### Document
-- begin --

Direct Transkribus research (2015–2020) plotted using Digimap’s roam feature. Location markers identify the lead researchers’ affiliation. The Innsbruck server is located with a yellow pin

Transkribus’s appeal as a flexible product (which was initially free to use) appears to be reflected in where research has occurred (such as the University of Belgrade and Moldova State University), rather than being expensive software used by a limited number of more affluent Western institutions. This may change, given the platform moved to a pay-for model in October 2020, which will be reflected in the future publication record and should therefore be monitored.

Members of the READ-COOP have played a role in producing and publishing works related to Transkribus, with 30.97% (n = 118) of lead authors representing cooperative institutions. This percentage rises noticeably to 67.86% (n = 95) when focusing solely on works directly related to the HTR platform. In some cases, for example Schlagdenhauffen’s research (2020) using Transkribus to form semi-automated transcriptions of the diary of lawyer Eugène Wilhelm (1866–1951), work from the READ-COOP can be attributed to individuals joining the decision-making community independently of their institutions. Working from the READ-COOP membership roll found online (2020), 39.00% of READ-COOP members (n = 46) chose to register as anonymous members of the cooperative, limiting the information that could be gleaned about highly involved users of the platform from this data alone. That said, certain institutional members of the READ-COOP have been publishing research aligned with Transkribus: as shown in Fig. 4 below, 10 works (2.62%) came from the Universitat Politècnica de València, which has been instrumental in improving the recognition of document structure with its P2PaLA layout analysis tool, allowing the HTR to locate the linguistic components of historical materials accessible through natural language processing more thoroughly. 7 works (1.84%), mostly policy documents from READ, came from Innsbruck where the infrastructure of Transkribus is maintained.

-- end --

### Exercise task 1
Could you rewrite the stretch of the listing from the line containing "Text: I: I — [310, 44, 312, 52]" through the line containing "41, 47, 55]", swapping "Text" for "Label" and leaving everything else unchanged, then give back only those lines?
### Exercise task 2
Can you continue the passage on Transkribus research from the point where it stops?

### Source records
-- begin --

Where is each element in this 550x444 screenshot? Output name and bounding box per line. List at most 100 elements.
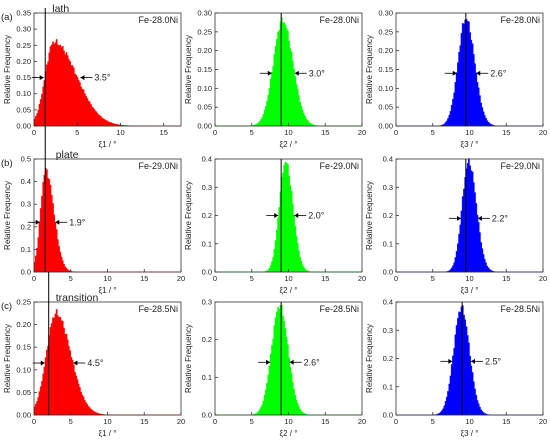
y-axis-label: Relative Frequency: [3, 181, 12, 250]
y-tick-label: 0.0: [383, 411, 393, 420]
histogram-area: [33, 167, 181, 273]
y-tick-label: 0.20: [197, 46, 212, 55]
x-tick-label: 0: [394, 128, 398, 137]
fwhm-arrowhead-right: [476, 70, 481, 76]
x-tick-label: 5: [431, 274, 435, 283]
x-tick-label: 20: [539, 128, 547, 137]
y-tick-label: 0.25: [378, 27, 393, 36]
x-tick-label: 10: [116, 128, 124, 137]
y-tick-label: 0.30: [16, 25, 31, 34]
row-label: (b): [1, 158, 13, 169]
y-tick-label: 0.1: [383, 382, 393, 391]
histogram-area: [396, 18, 543, 127]
y-axis-label: Relative Frequency: [365, 181, 374, 250]
fwhm-arrowhead-left: [448, 358, 453, 364]
x-tick-label: 10: [103, 274, 111, 283]
fwhm-arrowhead-right: [80, 75, 85, 81]
panel-title: Fe-29.0Ni: [138, 161, 178, 171]
histogram-area: [396, 158, 543, 273]
fwhm-label: 2.6°: [490, 68, 507, 78]
x-tick-label: 20: [177, 274, 185, 283]
y-tick-label: 0.20: [16, 320, 31, 329]
x-tick-label: 5: [250, 417, 254, 426]
x-tick-label: 5: [431, 417, 435, 426]
y-tick-label: 0.2: [202, 335, 212, 344]
y-tick-label: 0.4: [383, 155, 393, 164]
morphology-tag: transition: [56, 292, 99, 304]
y-tick-label: 0.0: [383, 268, 393, 277]
x-tick-label: 5: [75, 128, 79, 137]
fwhm-arrowhead-left: [266, 359, 271, 365]
fwhm-arrowhead-left: [267, 70, 272, 76]
y-tick-label: 0.10: [378, 84, 393, 93]
x-tick-label: 20: [539, 274, 547, 283]
y-tick-label: 0.20: [378, 46, 393, 55]
fwhm-label: 2.5°: [485, 356, 502, 366]
x-axis-label: ξ3 / °: [461, 140, 479, 149]
x-tick-label: 15: [502, 274, 510, 283]
fwhm-arrowhead-right: [55, 219, 60, 225]
x-tick-label: 0: [213, 417, 217, 426]
fwhm-label: 2.2°: [492, 213, 509, 223]
y-tick-label: 0.0: [21, 268, 31, 277]
x-axis-label: ξ2 / °: [280, 286, 298, 295]
y-tick-label: 0.30: [378, 9, 393, 18]
x-axis-label: ξ3 / °: [461, 286, 479, 295]
morphology-tag: lath: [52, 3, 69, 15]
fwhm-arrowhead-left: [39, 75, 44, 81]
y-tick-label: 0.00: [197, 122, 212, 131]
x-tick-label: 15: [160, 128, 168, 137]
x-tick-label: 5: [69, 274, 73, 283]
y-tick-label: 0.4: [202, 155, 212, 164]
y-tick-label: 0.30: [197, 9, 212, 18]
fwhm-arrowhead-left: [35, 219, 40, 225]
histogram-area: [33, 309, 181, 416]
x-axis-label: ξ1 / °: [99, 140, 117, 149]
x-tick-label: 15: [140, 274, 148, 283]
y-axis-label: Relative Frequency: [3, 35, 12, 104]
chart-panel: 0 5 10 15 20 0.0 0.1 0.2 0.3 0.4 Relative Frequenc…: [365, 155, 547, 296]
y-tick-label: 0.2: [202, 211, 212, 220]
x-tick-label: 0: [32, 128, 36, 137]
fwhm-arrowhead-left: [452, 70, 457, 76]
y-tick-label: 0.4: [21, 177, 31, 186]
morphology-tag: plate: [56, 149, 79, 161]
fwhm-label: 1.9°: [69, 217, 86, 227]
fwhm-arrowhead-right: [294, 70, 299, 76]
x-axis-label: ξ1 / °: [99, 286, 117, 295]
chart-panel: 0 5 10 15 20 0.0 0.1 0.2 0.3 Relative Frequency ξ2…: [184, 298, 366, 439]
x-tick-label: 0: [213, 128, 217, 137]
panel-title: Fe-28.0Ni: [500, 15, 540, 25]
fwhm-arrowhead-left: [40, 360, 45, 366]
y-tick-label: 0.4: [383, 298, 393, 307]
y-tick-label: 0.00: [16, 411, 31, 420]
y-tick-label: 0.2: [383, 211, 393, 220]
y-tick-label: 0.15: [16, 73, 31, 82]
y-axis-label: Relative Frequency: [184, 324, 193, 393]
x-tick-label: 10: [284, 417, 292, 426]
fwhm-arrowhead-left: [274, 213, 279, 218]
y-tick-label: 0.00: [378, 122, 393, 131]
fwhm-label: 3.5°: [94, 73, 111, 83]
x-tick-label: 5: [431, 128, 435, 137]
histogram-area: [396, 305, 543, 416]
fwhm-label: 4.5°: [87, 358, 104, 368]
x-tick-label: 15: [502, 417, 510, 426]
y-tick-label: 0.3: [383, 326, 393, 335]
y-axis-label: Relative Frequency: [184, 181, 193, 250]
x-axis-label: ξ1 / °: [99, 429, 117, 438]
y-tick-label: 0.25: [16, 298, 31, 307]
y-tick-label: 0.3: [202, 298, 212, 307]
x-tick-label: 0: [32, 417, 36, 426]
y-tick-label: 0.10: [16, 365, 31, 374]
y-tick-label: 0.20: [16, 57, 31, 66]
fwhm-arrowhead-right: [73, 360, 78, 366]
y-tick-label: 0.1: [21, 245, 31, 254]
panel-title: Fe-28.0Ni: [319, 15, 359, 25]
y-tick-label: 0.00: [16, 122, 31, 131]
y-tick-label: 0.1: [383, 239, 393, 248]
fwhm-arrowhead-right: [294, 213, 299, 218]
x-tick-label: 0: [213, 274, 217, 283]
x-tick-label: 20: [358, 274, 366, 283]
fwhm-label: 2.6°: [304, 357, 321, 367]
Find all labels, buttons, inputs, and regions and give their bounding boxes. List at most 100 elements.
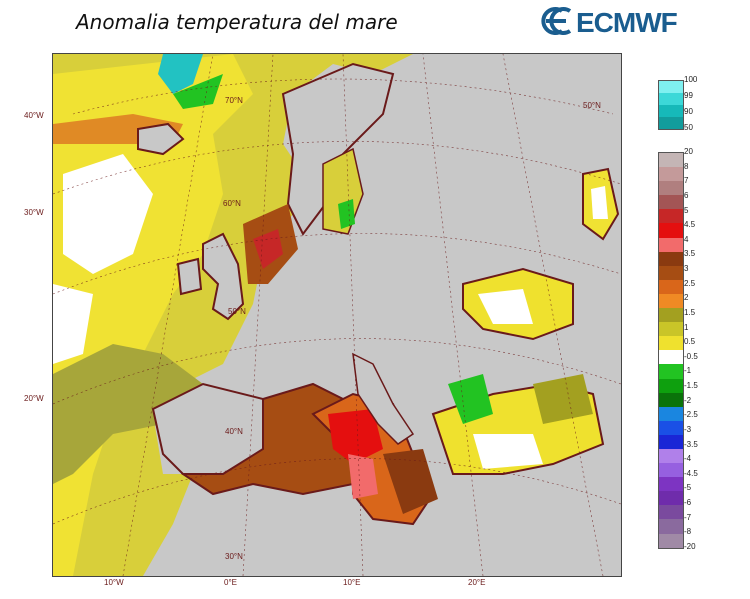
colorbar-tick-label: 4.5 (684, 220, 696, 230)
lat-label-30n: 30°N (225, 552, 243, 561)
caspian-white (591, 186, 608, 219)
colorbar-tick-label: -1.5 (684, 381, 698, 391)
arctic-green (173, 74, 223, 109)
left-label-40w: 40°W (24, 111, 44, 120)
iceland (137, 122, 185, 156)
colorbar-segment (659, 308, 683, 323)
colorbar-tick-label: 1.5 (684, 307, 696, 317)
colorbar-segment (659, 420, 683, 435)
colorbar-tick-label: -4.5 (684, 468, 698, 478)
bottom-label-10w: 10°W (104, 578, 124, 587)
atlantic-olive (53, 344, 203, 484)
colorbar-segment (659, 533, 683, 548)
colorbar-tick-label: 0.5 (684, 337, 696, 347)
colorbar-tick-label: 5 (684, 205, 689, 215)
colorbar-segment (659, 293, 683, 309)
colorbar-tick-label: 100 (684, 75, 698, 84)
colorbar-tick-label: 99 (684, 91, 693, 100)
great-britain (202, 232, 245, 321)
north-sea-red (253, 229, 283, 269)
colorbar-segment (659, 93, 683, 105)
black-sea-white (478, 289, 533, 324)
colorbar-segment (659, 392, 683, 407)
left-label-30w: 30°W (24, 208, 44, 217)
logo-text: ECMWF (576, 7, 678, 38)
colorbar-tick-label: -3 (684, 424, 692, 434)
colorbar-segment (659, 364, 683, 379)
atlantic-white-patch (63, 154, 153, 274)
sst-anomaly-map: 70°N 60°N 50°N 40°N 30°N 50°N (52, 53, 622, 577)
colorbar-tick-label: -20 (684, 542, 696, 551)
colorbar-segment (659, 181, 683, 196)
lat-label-40n: 40°N (225, 427, 243, 436)
mediterranean-brown (383, 449, 438, 514)
colorbar-tick-label: -2 (684, 395, 692, 405)
italy (352, 352, 415, 445)
colorbar-segment (659, 519, 683, 534)
atlantic-white-patch-2 (53, 284, 93, 364)
colorbar-tick-label: 4 (684, 234, 689, 244)
lat-label-70n: 70°N (225, 96, 243, 105)
colorbar-segment (659, 117, 683, 129)
ecmwf-logo: ECMWF (541, 7, 679, 38)
colorbar-tick-label: 3 (684, 264, 689, 274)
colorbar-segment (659, 463, 683, 478)
colorbar-segment (659, 251, 683, 266)
colorbar-tick-label: 2.5 (684, 278, 696, 288)
colorbar-tick-label: 90 (684, 107, 693, 116)
colorbar-tick-label: 2 (684, 293, 689, 303)
map-title: Anomalia temperatura del mare (76, 10, 398, 34)
colorbar-segment (659, 153, 683, 168)
colorbar-segment (659, 209, 683, 224)
colorbar-tick-label: 7 (684, 176, 689, 186)
colorbar-segment (659, 477, 683, 492)
ireland (176, 257, 203, 296)
colorbar-segment (659, 448, 683, 464)
left-label-20w: 20°W (24, 394, 44, 403)
colorbar-segment (659, 265, 683, 280)
colorbar-tick-label: -2.5 (684, 410, 698, 420)
iberia (151, 382, 264, 475)
colorbar-segment (659, 491, 683, 506)
colorbar-tick-label: 3.5 (684, 249, 696, 259)
mediterranean-pink (348, 454, 378, 499)
colorbar-tick-label: 8 (684, 161, 689, 171)
colorbar-segment (659, 237, 683, 252)
colorbar-tick-label: -0.5 (684, 351, 698, 361)
colorbar-tick-label: -3.5 (684, 439, 698, 449)
colorbar-segment (659, 505, 683, 520)
baltic-green (338, 199, 355, 229)
colorbar-segment (659, 350, 683, 365)
lat-label-50n: 50°N (228, 307, 246, 316)
colorbar-segment (659, 223, 683, 238)
graticule (53, 54, 621, 576)
colorbar-tick-label: -4 (684, 454, 692, 464)
colorbar-tick-label: -1 (684, 366, 692, 376)
colorbar-segment (659, 81, 683, 93)
colorbar-tick-label: -7 (684, 512, 692, 522)
anomaly-colorbar (658, 152, 684, 549)
colorbar-tick-label: -5 (684, 483, 692, 493)
arctic-cyan (158, 54, 203, 94)
colorbar-segment (659, 336, 683, 351)
colorbar-tick-label: 6 (684, 190, 689, 200)
colorbar-tick-label: -8 (684, 527, 692, 537)
bottom-label-10e: 10°E (343, 578, 361, 587)
map-canvas (53, 54, 621, 576)
colorbar-segment (659, 195, 683, 210)
tyrrhenian-red (328, 409, 383, 464)
colorbar-segment (659, 279, 683, 294)
colorbar-segment (659, 105, 683, 117)
colorbar-segment (659, 434, 683, 449)
colorbar-segment (659, 378, 683, 393)
colorbar-tick-label: -6 (684, 498, 692, 508)
colorbar-segment (659, 167, 683, 182)
bottom-label-20e: 20°E (468, 578, 486, 587)
sea-ice-colorbar (658, 80, 684, 130)
lat-label-60n: 60°N (223, 199, 241, 208)
aegean-green (448, 374, 493, 424)
colorbar-segment (659, 406, 683, 421)
east-med-white (473, 434, 543, 469)
lat-label-50n-east: 50°N (583, 101, 601, 110)
colorbar-segment (659, 322, 683, 337)
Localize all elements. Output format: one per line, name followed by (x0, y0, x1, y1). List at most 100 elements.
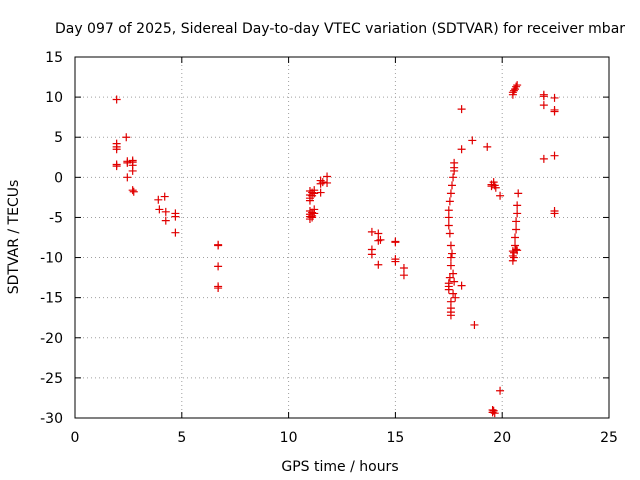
data-point (539, 154, 548, 163)
data-point (323, 178, 332, 187)
data-point (550, 209, 559, 218)
data-point (445, 197, 454, 206)
y-axis-label: SDTVAR / TECUs (6, 180, 22, 295)
data-point (457, 145, 466, 154)
data-point (214, 262, 223, 271)
data-point (512, 82, 521, 91)
data-point (444, 206, 453, 215)
y-tick-label: -10 (40, 251, 63, 267)
data-point (509, 253, 518, 262)
x-axis-label: GPS time / hours (281, 459, 398, 475)
data-point (161, 207, 170, 216)
data-point (550, 107, 559, 116)
data-point (374, 229, 383, 238)
data-point (112, 145, 121, 154)
data-point (457, 281, 466, 290)
data-point (316, 188, 325, 197)
data-point (513, 209, 522, 218)
data-point (509, 86, 518, 95)
data-point (511, 241, 520, 250)
chart-title: Day 097 of 2025, Sidereal Day-to-day VTE… (55, 21, 625, 37)
x-tick-label: 25 (600, 430, 618, 446)
data-point (214, 284, 223, 293)
data-point (550, 151, 559, 160)
data-point (448, 249, 457, 258)
data-point (539, 101, 548, 110)
data-point (123, 158, 132, 167)
data-point (367, 250, 376, 259)
data-point (122, 133, 131, 142)
data-point (376, 235, 385, 244)
data-point (512, 217, 521, 226)
data-point (154, 195, 163, 204)
data-point (128, 186, 137, 195)
data-point (446, 311, 455, 320)
data-point (451, 293, 460, 302)
x-tick-label: 0 (71, 430, 80, 446)
grid-lines (75, 57, 609, 418)
data-point (446, 253, 455, 262)
plot-frame (74, 56, 610, 419)
data-point (470, 320, 479, 329)
data-point (446, 189, 455, 198)
data-point (444, 213, 453, 222)
y-tick-label: -20 (40, 331, 63, 347)
data-point (483, 142, 492, 151)
data-point (310, 209, 319, 218)
data-point (374, 236, 383, 245)
data-point (491, 183, 500, 192)
data-point (449, 173, 458, 182)
data-point (391, 237, 400, 246)
y-tick-label: 10 (45, 90, 63, 106)
data-point (468, 136, 477, 145)
data-point (374, 260, 383, 269)
data-point (457, 105, 466, 114)
data-point (539, 92, 548, 101)
y-tick-label: 15 (45, 50, 63, 66)
data-point (449, 289, 458, 298)
data-point (445, 229, 454, 238)
x-tick-label: 20 (493, 430, 511, 446)
y-tick-label: -30 (40, 411, 63, 427)
data-point (112, 95, 121, 104)
data-point (490, 409, 499, 418)
data-point (399, 263, 408, 272)
data-point (511, 233, 520, 242)
data-point (448, 181, 457, 190)
data-point (171, 212, 180, 221)
data-point (308, 213, 317, 222)
x-tick-label: 10 (280, 430, 298, 446)
data-point (310, 189, 319, 198)
data-point (129, 187, 138, 196)
y-tick-label: -5 (49, 210, 63, 226)
data-point (391, 257, 400, 266)
x-tick-label: 15 (386, 430, 404, 446)
data-point (446, 261, 455, 270)
data-point (514, 189, 523, 198)
data-point (496, 386, 505, 395)
data-point (318, 178, 327, 187)
data-point (214, 240, 223, 249)
y-tick-label: -15 (40, 291, 63, 307)
data-series (112, 81, 559, 418)
data-point (444, 285, 453, 294)
data-point (513, 201, 522, 210)
data-point (449, 269, 458, 278)
data-point (444, 221, 453, 230)
data-point (450, 277, 459, 286)
data-point (512, 245, 521, 254)
data-point (128, 166, 137, 175)
data-point (445, 273, 454, 282)
x-tick-label: 5 (177, 430, 186, 446)
data-point (512, 225, 521, 234)
data-point (123, 173, 132, 182)
y-tick-label: 5 (54, 130, 63, 146)
data-point (513, 246, 522, 255)
data-point (171, 228, 180, 237)
data-point (399, 271, 408, 280)
data-point (550, 93, 559, 102)
data-point (450, 158, 459, 167)
y-tick-label: 0 (54, 170, 63, 186)
data-point (112, 162, 121, 171)
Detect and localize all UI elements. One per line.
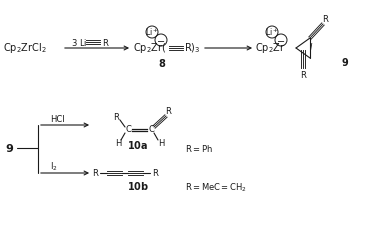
Text: I: I — [310, 44, 312, 52]
Text: R: R — [300, 71, 306, 79]
Text: $\mathsf{I_2}$: $\mathsf{I_2}$ — [50, 161, 58, 173]
Text: C: C — [148, 125, 154, 134]
Text: $\mathsf{R = MeC=CH_2}$: $\mathsf{R = MeC=CH_2}$ — [185, 182, 247, 194]
Text: R: R — [322, 14, 328, 24]
Text: $\mathbf{9}$: $\mathbf{9}$ — [5, 142, 14, 154]
Text: $\mathsf{Li^+}$: $\mathsf{Li^+}$ — [265, 26, 279, 38]
Text: $\mathsf{Cp_2ZrCl_2}$: $\mathsf{Cp_2ZrCl_2}$ — [3, 41, 47, 55]
Text: $\mathbf{10a}$: $\mathbf{10a}$ — [127, 139, 149, 151]
Text: H: H — [158, 139, 164, 147]
Text: $\mathbf{10b}$: $\mathbf{10b}$ — [127, 180, 149, 192]
Text: H: H — [115, 139, 121, 147]
Text: $\mathsf{R)_3}$: $\mathsf{R)_3}$ — [184, 41, 200, 55]
Text: R: R — [92, 169, 98, 177]
Text: $\mathsf{R}$: $\mathsf{R}$ — [102, 36, 110, 47]
Text: R: R — [152, 169, 158, 177]
Text: $\mathsf{R = Ph}$: $\mathsf{R = Ph}$ — [185, 142, 213, 153]
Text: C: C — [125, 125, 131, 134]
Text: $\mathsf{Cp_2Zr}$: $\mathsf{Cp_2Zr}$ — [255, 41, 285, 55]
Text: $\mathbf{9}$: $\mathbf{9}$ — [341, 56, 349, 68]
Text: $\mathsf{-}$: $\mathsf{-}$ — [276, 35, 285, 45]
Text: $\mathsf{Li^+}$: $\mathsf{Li^+}$ — [145, 26, 159, 38]
Text: $\mathsf{-}$: $\mathsf{-}$ — [157, 35, 166, 45]
Text: HCl: HCl — [50, 114, 65, 123]
Text: $\mathsf{3\ Li}$: $\mathsf{3\ Li}$ — [71, 36, 87, 47]
Text: $\mathsf{Cp_2Zr(}$: $\mathsf{Cp_2Zr(}$ — [133, 41, 166, 55]
Text: $\mathbf{8}$: $\mathbf{8}$ — [158, 57, 166, 69]
Text: R: R — [165, 107, 171, 117]
Text: R: R — [113, 112, 119, 122]
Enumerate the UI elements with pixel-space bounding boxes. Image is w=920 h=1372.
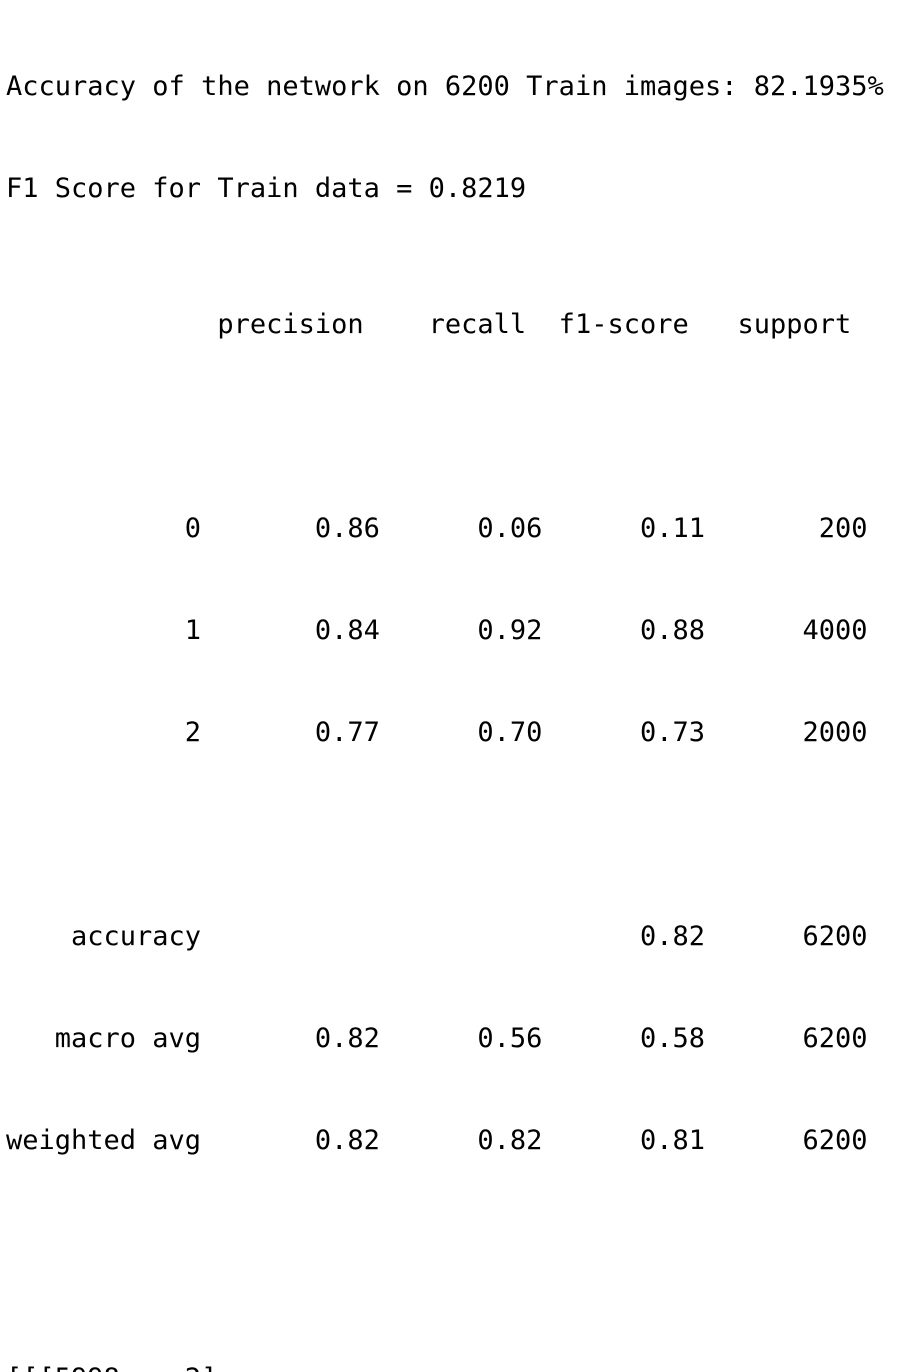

-- end --

### Output 1
Label: I: I — [310, 44, 312, 52]
Label: R: R — [300, 71, 306, 79]
Label: $\mathsf{I_2}$: $\mathsf{I_2}$ — [50, 161, 58, 173]
Label: C: C — [148, 125, 154, 134]
Label: $\mathsf{R = MeC=CH_2}$: $\mathsf{R = MeC=CH_2}$ — [185, 182, 247, 194]
Label: R: R — [322, 14, 328, 24]
Label: $\mathbf{9}$: $\mathbf{9}$ — [5, 142, 14, 154]
Label: $\mathsf{Li^+}$: $\mathsf{Li^+}$ — [265, 26, 279, 38]
Label: $\mathsf{Cp_2ZrCl_2}$: $\mathsf{Cp_2ZrCl_2}$ — [3, 41, 47, 55]

### Output 2
Fig. 4
figure 4

Chart highlighting the research output of institutional READ-COOP members by number of publications

READ-COOP members from outside Germany are also represented in the dataset, including several prominent cultural organisations: Kansallisarkisto (The National Archives of Finland) (n = 1, 0.26%), Naver Labs Europe based in France (n = 4, 1.05%), Fondazione Banco di Napoli (n = 3, 0.79%), and British institutions like the British Library (n = 5, 1.31%) and the University of Cambridge (n = 1, 0.26%). As with mapping open publishing onto the Transkribus dataset, it was not possible to identify whether 2.10% (n = 8) of the publications stemmed from READ-COOP members. These exceptions were mostly listed as 'cited' papers and were written by academics with no notable web presence, making categorisation difficult. It is clear, nonetheless, that the READ-COOP itself is becoming a strong space for likeminded institutions to utilise Transkribus and publish related research, increasing capabilities and presenting results to the research community.

Themes and content

Of the 140 results mentioning Transkribus directly, only 10 examined OCR as an additional subject. Transkribus offered OCR capability, providing an inbuilt ABBYY Finereader function, before licensing issues in 2021. Out of the 10 indexed materials which mentioned OCR, only 2 abstracts included a description of using this function within Transkribus (Lindemann et al. 2018; Ströbel and Clematide 2019) while others used OCR externally through self-built platforms or those supplied by ABBYY (n = 2), suggesting that the licensing issue did not impact users greatly. Others mentioned OCR in comparison to HTR, comparing their accuracy rates in deciphering text (n = 6).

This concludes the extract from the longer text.